━━━ Dataset ━━━
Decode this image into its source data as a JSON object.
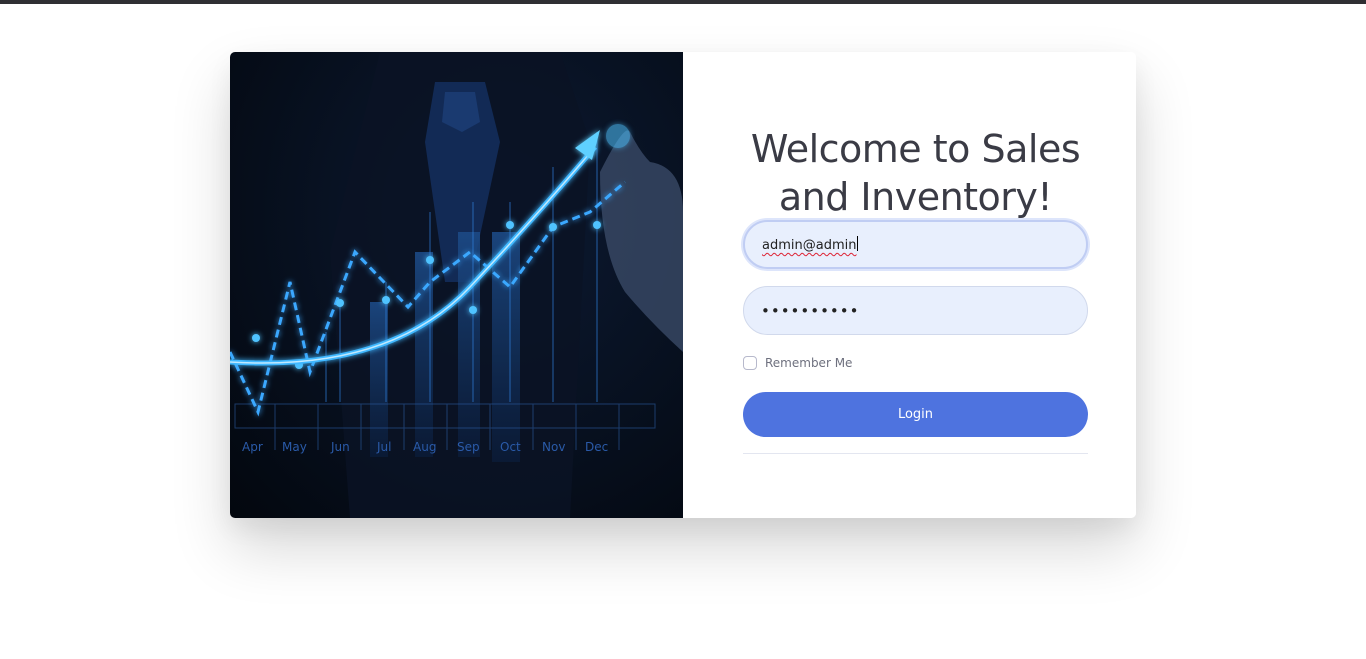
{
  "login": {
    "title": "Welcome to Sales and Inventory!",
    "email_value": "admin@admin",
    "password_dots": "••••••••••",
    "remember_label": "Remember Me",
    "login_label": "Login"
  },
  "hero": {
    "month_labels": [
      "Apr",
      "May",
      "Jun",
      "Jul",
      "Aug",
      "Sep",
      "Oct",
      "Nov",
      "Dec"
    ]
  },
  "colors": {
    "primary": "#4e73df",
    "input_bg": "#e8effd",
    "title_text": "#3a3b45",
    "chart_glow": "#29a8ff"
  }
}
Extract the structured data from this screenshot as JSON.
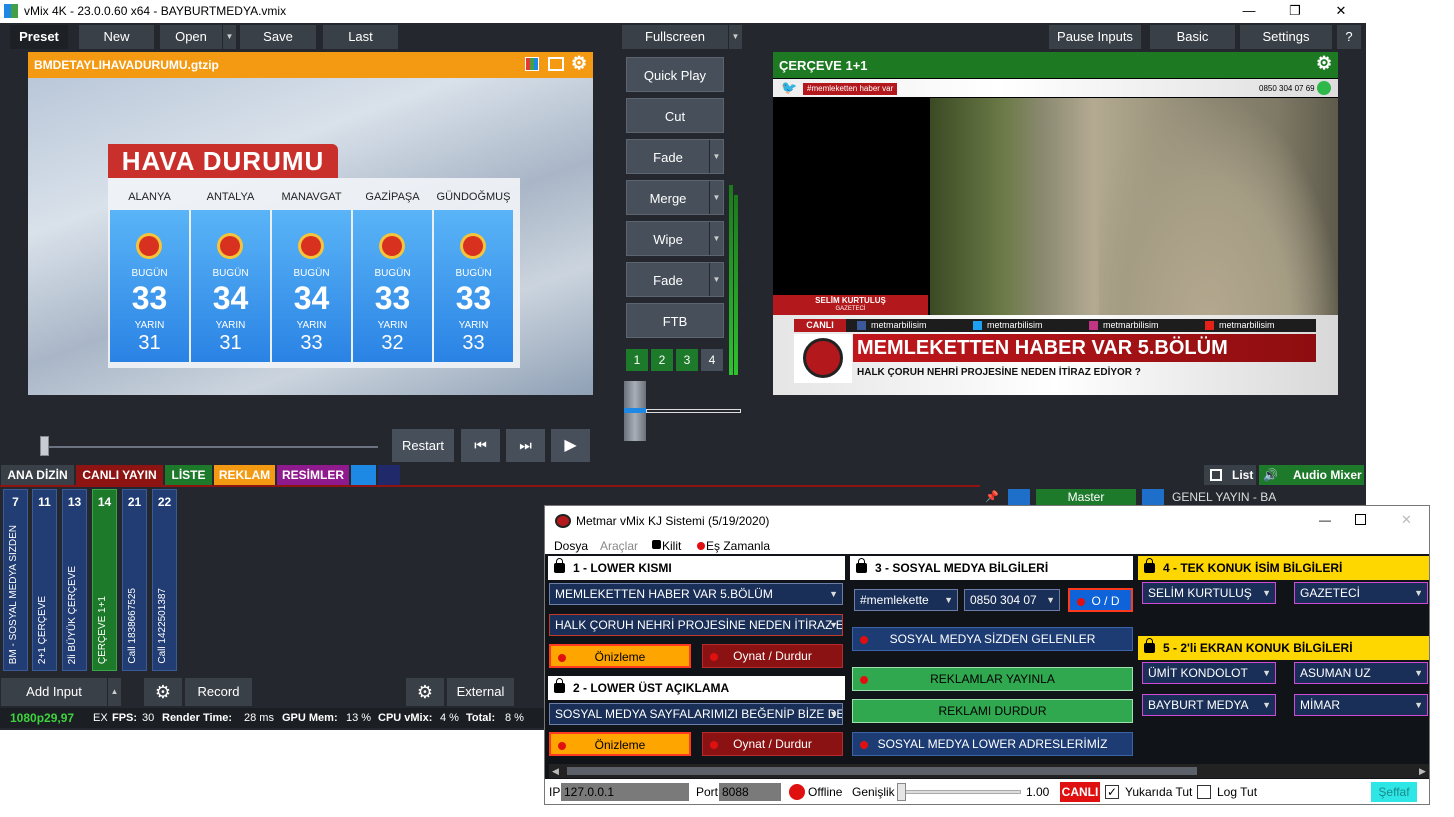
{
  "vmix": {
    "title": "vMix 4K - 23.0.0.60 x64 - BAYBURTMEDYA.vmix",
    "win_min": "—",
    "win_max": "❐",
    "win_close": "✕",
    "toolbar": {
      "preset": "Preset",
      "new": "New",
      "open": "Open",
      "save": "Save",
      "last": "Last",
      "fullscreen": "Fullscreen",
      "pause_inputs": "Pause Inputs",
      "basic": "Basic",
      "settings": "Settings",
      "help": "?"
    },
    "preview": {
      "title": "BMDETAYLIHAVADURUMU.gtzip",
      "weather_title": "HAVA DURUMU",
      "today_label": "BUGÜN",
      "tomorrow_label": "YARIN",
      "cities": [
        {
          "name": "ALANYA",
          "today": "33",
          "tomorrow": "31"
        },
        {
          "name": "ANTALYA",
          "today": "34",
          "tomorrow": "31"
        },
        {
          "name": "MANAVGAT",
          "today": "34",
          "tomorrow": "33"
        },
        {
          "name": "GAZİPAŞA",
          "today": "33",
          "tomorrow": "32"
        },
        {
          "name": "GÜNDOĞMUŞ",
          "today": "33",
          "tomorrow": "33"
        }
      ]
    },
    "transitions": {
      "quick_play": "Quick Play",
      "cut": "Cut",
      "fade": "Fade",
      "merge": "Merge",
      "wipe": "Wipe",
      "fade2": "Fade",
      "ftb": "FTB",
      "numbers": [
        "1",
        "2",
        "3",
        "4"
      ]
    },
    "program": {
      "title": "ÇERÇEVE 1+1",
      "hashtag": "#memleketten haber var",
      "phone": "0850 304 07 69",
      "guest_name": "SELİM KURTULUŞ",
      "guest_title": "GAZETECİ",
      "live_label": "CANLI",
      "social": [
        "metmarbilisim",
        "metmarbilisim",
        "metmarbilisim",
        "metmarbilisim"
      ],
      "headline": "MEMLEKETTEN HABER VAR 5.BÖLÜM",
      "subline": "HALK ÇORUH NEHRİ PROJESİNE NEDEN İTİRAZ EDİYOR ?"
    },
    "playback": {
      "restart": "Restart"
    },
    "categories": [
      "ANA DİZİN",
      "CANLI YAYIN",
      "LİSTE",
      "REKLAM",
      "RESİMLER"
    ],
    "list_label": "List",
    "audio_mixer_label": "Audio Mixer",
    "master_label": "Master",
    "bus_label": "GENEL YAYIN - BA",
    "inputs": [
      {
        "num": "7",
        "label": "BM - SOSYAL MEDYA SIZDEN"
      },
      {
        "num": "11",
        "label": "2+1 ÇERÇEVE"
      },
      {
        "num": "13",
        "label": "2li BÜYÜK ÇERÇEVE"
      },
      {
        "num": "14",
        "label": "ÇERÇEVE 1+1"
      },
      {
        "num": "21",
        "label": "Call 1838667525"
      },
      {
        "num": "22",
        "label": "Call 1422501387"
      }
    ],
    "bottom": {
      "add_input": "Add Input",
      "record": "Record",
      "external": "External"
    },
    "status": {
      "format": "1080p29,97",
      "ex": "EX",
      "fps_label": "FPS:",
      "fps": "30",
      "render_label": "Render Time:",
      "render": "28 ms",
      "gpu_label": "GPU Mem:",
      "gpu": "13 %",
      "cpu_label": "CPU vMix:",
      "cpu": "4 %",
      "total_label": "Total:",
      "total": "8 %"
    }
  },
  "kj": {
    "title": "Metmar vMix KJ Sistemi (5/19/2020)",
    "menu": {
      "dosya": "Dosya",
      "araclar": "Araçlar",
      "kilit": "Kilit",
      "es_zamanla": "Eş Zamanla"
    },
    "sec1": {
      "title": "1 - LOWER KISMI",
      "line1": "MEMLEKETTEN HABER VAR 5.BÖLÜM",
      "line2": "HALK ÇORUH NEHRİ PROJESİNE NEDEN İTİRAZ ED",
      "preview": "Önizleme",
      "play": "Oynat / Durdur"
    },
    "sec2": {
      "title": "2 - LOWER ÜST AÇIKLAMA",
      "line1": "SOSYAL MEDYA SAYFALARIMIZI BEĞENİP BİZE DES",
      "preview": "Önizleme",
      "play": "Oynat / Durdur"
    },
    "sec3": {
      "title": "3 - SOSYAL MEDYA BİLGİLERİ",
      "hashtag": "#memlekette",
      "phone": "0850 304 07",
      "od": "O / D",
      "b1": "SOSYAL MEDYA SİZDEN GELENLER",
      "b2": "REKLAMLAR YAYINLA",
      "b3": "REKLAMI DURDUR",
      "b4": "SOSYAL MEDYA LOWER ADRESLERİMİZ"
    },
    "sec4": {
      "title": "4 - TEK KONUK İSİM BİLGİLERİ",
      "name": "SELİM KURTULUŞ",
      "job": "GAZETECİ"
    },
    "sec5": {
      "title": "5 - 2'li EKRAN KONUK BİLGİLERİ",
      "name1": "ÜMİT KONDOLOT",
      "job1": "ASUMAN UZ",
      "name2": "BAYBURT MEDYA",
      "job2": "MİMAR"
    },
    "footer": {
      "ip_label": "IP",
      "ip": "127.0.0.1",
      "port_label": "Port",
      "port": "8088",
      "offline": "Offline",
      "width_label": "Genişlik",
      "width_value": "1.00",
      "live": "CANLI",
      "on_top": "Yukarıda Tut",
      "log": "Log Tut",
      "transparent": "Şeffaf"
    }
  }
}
━━━
■ **What the exercise asks**
Copy each line above precisely, dropping the pictures.

■ **The reply**
Decode this image into its source data as a JSON object.
{
  "login": {
    "title": "Welcome to Sales and Inventory!",
    "email_value": "admin@admin",
    "password_dots": "••••••••••",
    "remember_label": "Remember Me",
    "login_label": "Login"
  },
  "hero": {
    "month_labels": [
      "Apr",
      "May",
      "Jun",
      "Jul",
      "Aug",
      "Sep",
      "Oct",
      "Nov",
      "Dec"
    ]
  },
  "colors": {
    "primary": "#4e73df",
    "input_bg": "#e8effd",
    "title_text": "#3a3b45",
    "chart_glow": "#29a8ff"
  }
}
Extract the structured data from this screenshot as JSON.
{
  "vmix": {
    "title": "vMix 4K - 23.0.0.60 x64 - BAYBURTMEDYA.vmix",
    "win_min": "—",
    "win_max": "❐",
    "win_close": "✕",
    "toolbar": {
      "preset": "Preset",
      "new": "New",
      "open": "Open",
      "save": "Save",
      "last": "Last",
      "fullscreen": "Fullscreen",
      "pause_inputs": "Pause Inputs",
      "basic": "Basic",
      "settings": "Settings",
      "help": "?"
    },
    "preview": {
      "title": "BMDETAYLIHAVADURUMU.gtzip",
      "weather_title": "HAVA DURUMU",
      "today_label": "BUGÜN",
      "tomorrow_label": "YARIN",
      "cities": [
        {
          "name": "ALANYA",
          "today": "33",
          "tomorrow": "31"
        },
        {
          "name": "ANTALYA",
          "today": "34",
          "tomorrow": "31"
        },
        {
          "name": "MANAVGAT",
          "today": "34",
          "tomorrow": "33"
        },
        {
          "name": "GAZİPAŞA",
          "today": "33",
          "tomorrow": "32"
        },
        {
          "name": "GÜNDOĞMUŞ",
          "today": "33",
          "tomorrow": "33"
        }
      ]
    },
    "transitions": {
      "quick_play": "Quick Play",
      "cut": "Cut",
      "fade": "Fade",
      "merge": "Merge",
      "wipe": "Wipe",
      "fade2": "Fade",
      "ftb": "FTB",
      "numbers": [
        "1",
        "2",
        "3",
        "4"
      ]
    },
    "program": {
      "title": "ÇERÇEVE 1+1",
      "hashtag": "#memleketten haber var",
      "phone": "0850 304 07 69",
      "guest_name": "SELİM KURTULUŞ",
      "guest_title": "GAZETECİ",
      "live_label": "CANLI",
      "social": [
        "metmarbilisim",
        "metmarbilisim",
        "metmarbilisim",
        "metmarbilisim"
      ],
      "headline": "MEMLEKETTEN HABER VAR 5.BÖLÜM",
      "subline": "HALK ÇORUH NEHRİ PROJESİNE NEDEN İTİRAZ EDİYOR ?"
    },
    "playback": {
      "restart": "Restart"
    },
    "categories": [
      "ANA DİZİN",
      "CANLI YAYIN",
      "LİSTE",
      "REKLAM",
      "RESİMLER"
    ],
    "list_label": "List",
    "audio_mixer_label": "Audio Mixer",
    "master_label": "Master",
    "bus_label": "GENEL YAYIN - BA",
    "inputs": [
      {
        "num": "7",
        "label": "BM - SOSYAL MEDYA SIZDEN"
      },
      {
        "num": "11",
        "label": "2+1 ÇERÇEVE"
      },
      {
        "num": "13",
        "label": "2li BÜYÜK ÇERÇEVE"
      },
      {
        "num": "14",
        "label": "ÇERÇEVE 1+1"
      },
      {
        "num": "21",
        "label": "Call 1838667525"
      },
      {
        "num": "22",
        "label": "Call 1422501387"
      }
    ],
    "bottom": {
      "add_input": "Add Input",
      "record": "Record",
      "external": "External"
    },
    "status": {
      "format": "1080p29,97",
      "ex": "EX",
      "fps_label": "FPS:",
      "fps": "30",
      "render_label": "Render Time:",
      "render": "28 ms",
      "gpu_label": "GPU Mem:",
      "gpu": "13 %",
      "cpu_label": "CPU vMix:",
      "cpu": "4 %",
      "total_label": "Total:",
      "total": "8 %"
    }
  },
  "kj": {
    "title": "Metmar vMix KJ Sistemi (5/19/2020)",
    "menu": {
      "dosya": "Dosya",
      "araclar": "Araçlar",
      "kilit": "Kilit",
      "es_zamanla": "Eş Zamanla"
    },
    "sec1": {
      "title": "1 - LOWER KISMI",
      "line1": "MEMLEKETTEN HABER VAR 5.BÖLÜM",
      "line2": "HALK ÇORUH NEHRİ PROJESİNE NEDEN İTİRAZ ED",
      "preview": "Önizleme",
      "play": "Oynat / Durdur"
    },
    "sec2": {
      "title": "2 - LOWER ÜST AÇIKLAMA",
      "line1": "SOSYAL MEDYA SAYFALARIMIZI BEĞENİP BİZE DES",
      "preview": "Önizleme",
      "play": "Oynat / Durdur"
    },
    "sec3": {
      "title": "3 - SOSYAL MEDYA BİLGİLERİ",
      "hashtag": "#memlekette",
      "phone": "0850 304 07",
      "od": "O / D",
      "b1": "SOSYAL MEDYA SİZDEN GELENLER",
      "b2": "REKLAMLAR YAYINLA",
      "b3": "REKLAMI DURDUR",
      "b4": "SOSYAL MEDYA LOWER ADRESLERİMİZ"
    },
    "sec4": {
      "title": "4 - TEK KONUK İSİM BİLGİLERİ",
      "name": "SELİM KURTULUŞ",
      "job": "GAZETECİ"
    },
    "sec5": {
      "title": "5 - 2'li EKRAN KONUK BİLGİLERİ",
      "name1": "ÜMİT KONDOLOT",
      "job1": "ASUMAN UZ",
      "name2": "BAYBURT MEDYA",
      "job2": "MİMAR"
    },
    "footer": {
      "ip_label": "IP",
      "ip": "127.0.0.1",
      "port_label": "Port",
      "port": "8088",
      "offline": "Offline",
      "width_label": "Genişlik",
      "width_value": "1.00",
      "live": "CANLI",
      "on_top": "Yukarıda Tut",
      "log": "Log Tut",
      "transparent": "Şeffaf"
    }
  }
}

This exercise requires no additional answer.